● **Collected data entries**:
━━━━━━

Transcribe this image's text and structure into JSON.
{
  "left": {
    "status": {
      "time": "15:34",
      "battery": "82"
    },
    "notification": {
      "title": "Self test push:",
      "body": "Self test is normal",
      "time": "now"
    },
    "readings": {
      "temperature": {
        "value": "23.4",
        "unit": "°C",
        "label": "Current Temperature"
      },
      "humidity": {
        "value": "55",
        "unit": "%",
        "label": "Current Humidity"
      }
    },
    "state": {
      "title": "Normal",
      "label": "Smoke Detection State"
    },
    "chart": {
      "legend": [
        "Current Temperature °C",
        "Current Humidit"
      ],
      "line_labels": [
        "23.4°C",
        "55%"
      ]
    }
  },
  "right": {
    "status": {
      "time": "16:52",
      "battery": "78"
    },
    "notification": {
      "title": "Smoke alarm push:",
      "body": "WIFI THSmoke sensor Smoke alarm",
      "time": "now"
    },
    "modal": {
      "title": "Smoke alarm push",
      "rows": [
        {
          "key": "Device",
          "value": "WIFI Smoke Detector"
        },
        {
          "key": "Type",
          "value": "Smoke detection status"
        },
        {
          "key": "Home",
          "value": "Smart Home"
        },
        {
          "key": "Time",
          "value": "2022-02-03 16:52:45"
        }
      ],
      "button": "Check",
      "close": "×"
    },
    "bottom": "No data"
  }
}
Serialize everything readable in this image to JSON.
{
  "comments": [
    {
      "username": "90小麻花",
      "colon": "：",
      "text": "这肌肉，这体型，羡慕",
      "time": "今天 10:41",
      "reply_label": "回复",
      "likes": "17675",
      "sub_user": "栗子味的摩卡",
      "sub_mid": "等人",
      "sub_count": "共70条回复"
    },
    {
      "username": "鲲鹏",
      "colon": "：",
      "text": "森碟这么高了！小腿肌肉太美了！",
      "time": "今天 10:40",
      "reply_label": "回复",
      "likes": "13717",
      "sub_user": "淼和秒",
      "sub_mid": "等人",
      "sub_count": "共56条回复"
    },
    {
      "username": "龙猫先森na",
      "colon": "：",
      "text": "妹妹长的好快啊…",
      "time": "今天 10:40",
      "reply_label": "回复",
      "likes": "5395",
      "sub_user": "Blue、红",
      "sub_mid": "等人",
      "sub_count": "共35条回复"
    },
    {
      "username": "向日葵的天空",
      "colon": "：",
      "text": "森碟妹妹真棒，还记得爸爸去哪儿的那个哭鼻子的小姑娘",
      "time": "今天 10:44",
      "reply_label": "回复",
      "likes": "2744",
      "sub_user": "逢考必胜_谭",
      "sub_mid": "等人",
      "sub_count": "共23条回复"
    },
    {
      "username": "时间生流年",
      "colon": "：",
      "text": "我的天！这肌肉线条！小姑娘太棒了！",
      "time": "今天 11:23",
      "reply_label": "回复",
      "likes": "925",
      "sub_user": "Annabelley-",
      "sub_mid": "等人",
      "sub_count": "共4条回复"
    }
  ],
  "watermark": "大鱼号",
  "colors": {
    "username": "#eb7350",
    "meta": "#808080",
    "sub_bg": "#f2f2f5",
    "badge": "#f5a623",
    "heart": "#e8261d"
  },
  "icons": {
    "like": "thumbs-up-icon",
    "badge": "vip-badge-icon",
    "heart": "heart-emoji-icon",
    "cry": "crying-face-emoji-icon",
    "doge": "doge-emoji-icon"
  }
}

━━━━━━

● **Exercise goal**: What do the records say? Quote them all exactly.

● **Reply to the task**:
Transcribe this image's text and structure into JSON.
{
  "left": {
    "status": {
      "time": "15:34",
      "battery": "82"
    },
    "notification": {
      "title": "Self test push:",
      "body": "Self test is normal",
      "time": "now"
    },
    "readings": {
      "temperature": {
        "value": "23.4",
        "unit": "°C",
        "label": "Current Temperature"
      },
      "humidity": {
        "value": "55",
        "unit": "%",
        "label": "Current Humidity"
      }
    },
    "state": {
      "title": "Normal",
      "label": "Smoke Detection State"
    },
    "chart": {
      "legend": [
        "Current Temperature °C",
        "Current Humidit"
      ],
      "line_labels": [
        "23.4°C",
        "55%"
      ]
    }
  },
  "right": {
    "status": {
      "time": "16:52",
      "battery": "78"
    },
    "notification": {
      "title": "Smoke alarm push:",
      "body": "WIFI THSmoke sensor Smoke alarm",
      "time": "now"
    },
    "modal": {
      "title": "Smoke alarm push",
      "rows": [
        {
          "key": "Device",
          "value": "WIFI Smoke Detector"
        },
        {
          "key": "Type",
          "value": "Smoke detection status"
        },
        {
          "key": "Home",
          "value": "Smart Home"
        },
        {
          "key": "Time",
          "value": "2022-02-03 16:52:45"
        }
      ],
      "button": "Check",
      "close": "×"
    },
    "bottom": "No data"
  }
}
Serialize everything readable in this image to JSON.
{
  "comments": [
    {
      "username": "90小麻花",
      "colon": "：",
      "text": "这肌肉，这体型，羡慕",
      "time": "今天 10:41",
      "reply_label": "回复",
      "likes": "17675",
      "sub_user": "栗子味的摩卡",
      "sub_mid": "等人",
      "sub_count": "共70条回复"
    },
    {
      "username": "鲲鹏",
      "colon": "：",
      "text": "森碟这么高了！小腿肌肉太美了！",
      "time": "今天 10:40",
      "reply_label": "回复",
      "likes": "13717",
      "sub_user": "淼和秒",
      "sub_mid": "等人",
      "sub_count": "共56条回复"
    },
    {
      "username": "龙猫先森na",
      "colon": "：",
      "text": "妹妹长的好快啊…",
      "time": "今天 10:40",
      "reply_label": "回复",
      "likes": "5395",
      "sub_user": "Blue、红",
      "sub_mid": "等人",
      "sub_count": "共35条回复"
    },
    {
      "username": "向日葵的天空",
      "colon": "：",
      "text": "森碟妹妹真棒，还记得爸爸去哪儿的那个哭鼻子的小姑娘",
      "time": "今天 10:44",
      "reply_label": "回复",
      "likes": "2744",
      "sub_user": "逢考必胜_谭",
      "sub_mid": "等人",
      "sub_count": "共23条回复"
    },
    {
      "username": "时间生流年",
      "colon": "：",
      "text": "我的天！这肌肉线条！小姑娘太棒了！",
      "time": "今天 11:23",
      "reply_label": "回复",
      "likes": "925",
      "sub_user": "Annabelley-",
      "sub_mid": "等人",
      "sub_count": "共4条回复"
    }
  ],
  "watermark": "大鱼号",
  "colors": {
    "username": "#eb7350",
    "meta": "#808080",
    "sub_bg": "#f2f2f5",
    "badge": "#f5a623",
    "heart": "#e8261d"
  },
  "icons": {
    "like": "thumbs-up-icon",
    "badge": "vip-badge-icon",
    "heart": "heart-emoji-icon",
    "cry": "crying-face-emoji-icon",
    "doge": "doge-emoji-icon"
  }
}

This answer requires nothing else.